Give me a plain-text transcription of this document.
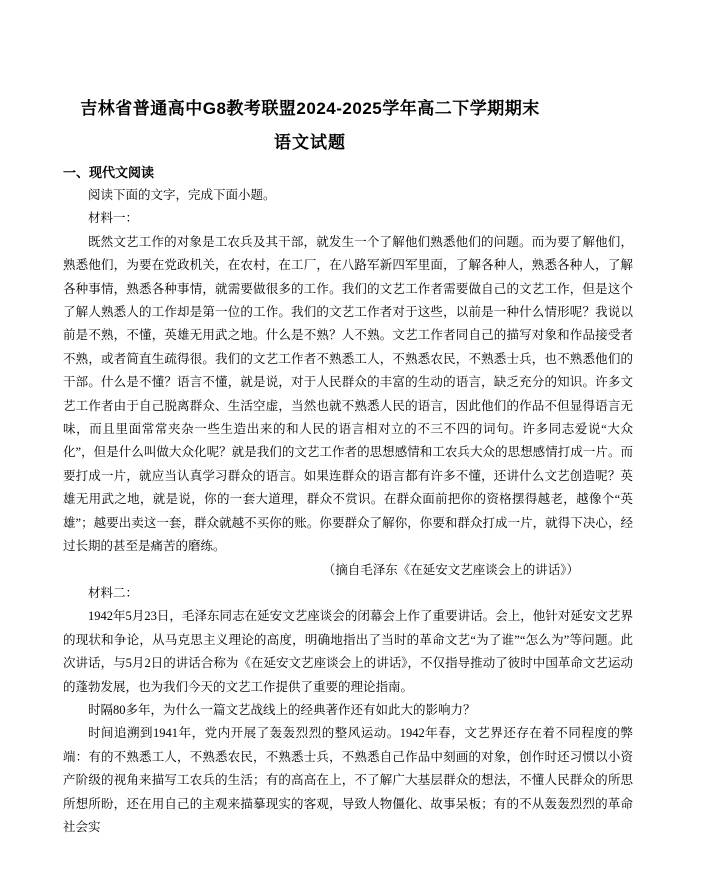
吉林省普通高中G8教考联盟2024-2025学年高二下学期期末
语文试题
一、现代文阅读

阅读下面的文字，完成下面小题。

材料一：

既然文艺工作的对象是工农兵及其干部，就发生一个了解他们熟悉他们的问题。而为要了解他们，熟悉他们，为要在党政机关，在农村，在工厂，在八路军新四军里面，了解各种人，熟悉各种人，了解各种事情，熟悉各种事情，就需要做很多的工作。我们的文艺工作者需要做自己的文艺工作，但是这个了解人熟悉人的工作却是第一位的工作。我们的文艺工作者对于这些，以前是一种什么情形呢？我说以前是不熟，不懂，英雄无用武之地。什么是不熟？人不熟。文艺工作者同自己的描写对象和作品接受者不熟，或者简直生疏得很。我们的文艺工作者不熟悉工人，不熟悉农民，不熟悉士兵，也不熟悉他们的干部。什么是不懂？语言不懂，就是说，对于人民群众的丰富的生动的语言，缺乏充分的知识。许多文艺工作者由于自己脱离群众、生活空虚，当然也就不熟悉人民的语言，因此他们的作品不但显得语言无味，而且里面常常夹杂一些生造出来的和人民的语言相对立的不三不四的词句。许多同志爱说“大众化”，但是什么叫做大众化呢？就是我们的文艺工作者的思想感情和工农兵大众的思想感情打成一片。而要打成一片，就应当认真学习群众的语言。如果连群众的语言都有许多不懂，还讲什么文艺创造呢？英雄无用武之地，就是说，你的一套大道理，群众不赏识。在群众面前把你的资格摆得越老，越像个“英雄”；越要出卖这一套，群众就越不买你的账。你要群众了解你，你要和群众打成一片，就得下决心，经过长期的甚至是痛苦的磨练。

（摘自毛泽东《在延安文艺座谈会上的讲话》）

材料二：

1942年5月23日，毛泽东同志在延安文艺座谈会的闭幕会上作了重要讲话。会上，他针对延安文艺界的现状和争论，从马克思主义理论的高度，明确地指出了当时的革命文艺“为了谁”“怎么为”等问题。此次讲话，与5月2日的讲话合称为《在延安文艺座谈会上的讲话》，不仅指导推动了彼时中国革命文艺运动的蓬勃发展，也为我们今天的文艺工作提供了重要的理论指南。

时隔80多年，为什么一篇文艺战线上的经典著作还有如此大的影响力？

时间追溯到1941年，党内开展了轰轰烈烈的整风运动。1942年春，文艺界还存在着不同程度的弊端：有的不熟悉工人，不熟悉农民，不熟悉士兵，不熟悉自己作品中刻画的对象，创作时还习惯以小资产阶级的视角来描写工农兵的生活；有的高高在上，不了解广大基层群众的想法，不懂人民群众的所思所想所盼，还在用自己的主观来描摹现实的客观，导致人物僵化、故事呆板；有的不从轰轰烈烈的革命社会实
+===+
> **Problem to solve**
Without the images, write out each line of the data verbatim.

> **Solution for this task**
Give me a plain-text transcription of this document.
吉林省普通高中G8教考联盟2024-2025学年高二下学期期末
语文试题
一、现代文阅读

阅读下面的文字，完成下面小题。

材料一：

既然文艺工作的对象是工农兵及其干部，就发生一个了解他们熟悉他们的问题。而为要了解他们，熟悉他们，为要在党政机关，在农村，在工厂，在八路军新四军里面，了解各种人，熟悉各种人，了解各种事情，熟悉各种事情，就需要做很多的工作。我们的文艺工作者需要做自己的文艺工作，但是这个了解人熟悉人的工作却是第一位的工作。我们的文艺工作者对于这些，以前是一种什么情形呢？我说以前是不熟，不懂，英雄无用武之地。什么是不熟？人不熟。文艺工作者同自己的描写对象和作品接受者不熟，或者简直生疏得很。我们的文艺工作者不熟悉工人，不熟悉农民，不熟悉士兵，也不熟悉他们的干部。什么是不懂？语言不懂，就是说，对于人民群众的丰富的生动的语言，缺乏充分的知识。许多文艺工作者由于自己脱离群众、生活空虚，当然也就不熟悉人民的语言，因此他们的作品不但显得语言无味，而且里面常常夹杂一些生造出来的和人民的语言相对立的不三不四的词句。许多同志爱说“大众化”，但是什么叫做大众化呢？就是我们的文艺工作者的思想感情和工农兵大众的思想感情打成一片。而要打成一片，就应当认真学习群众的语言。如果连群众的语言都有许多不懂，还讲什么文艺创造呢？英雄无用武之地，就是说，你的一套大道理，群众不赏识。在群众面前把你的资格摆得越老，越像个“英雄”；越要出卖这一套，群众就越不买你的账。你要群众了解你，你要和群众打成一片，就得下决心，经过长期的甚至是痛苦的磨练。

（摘自毛泽东《在延安文艺座谈会上的讲话》）

材料二：

1942年5月23日，毛泽东同志在延安文艺座谈会的闭幕会上作了重要讲话。会上，他针对延安文艺界的现状和争论，从马克思主义理论的高度，明确地指出了当时的革命文艺“为了谁”“怎么为”等问题。此次讲话，与5月2日的讲话合称为《在延安文艺座谈会上的讲话》，不仅指导推动了彼时中国革命文艺运动的蓬勃发展，也为我们今天的文艺工作提供了重要的理论指南。

时隔80多年，为什么一篇文艺战线上的经典著作还有如此大的影响力？

时间追溯到1941年，党内开展了轰轰烈烈的整风运动。1942年春，文艺界还存在着不同程度的弊端：有的不熟悉工人，不熟悉农民，不熟悉士兵，不熟悉自己作品中刻画的对象，创作时还习惯以小资产阶级的视角来描写工农兵的生活；有的高高在上，不了解广大基层群众的想法，不懂人民群众的所思所想所盼，还在用自己的主观来描摹现实的客观，导致人物僵化、故事呆板；有的不从轰轰烈烈的革命社会实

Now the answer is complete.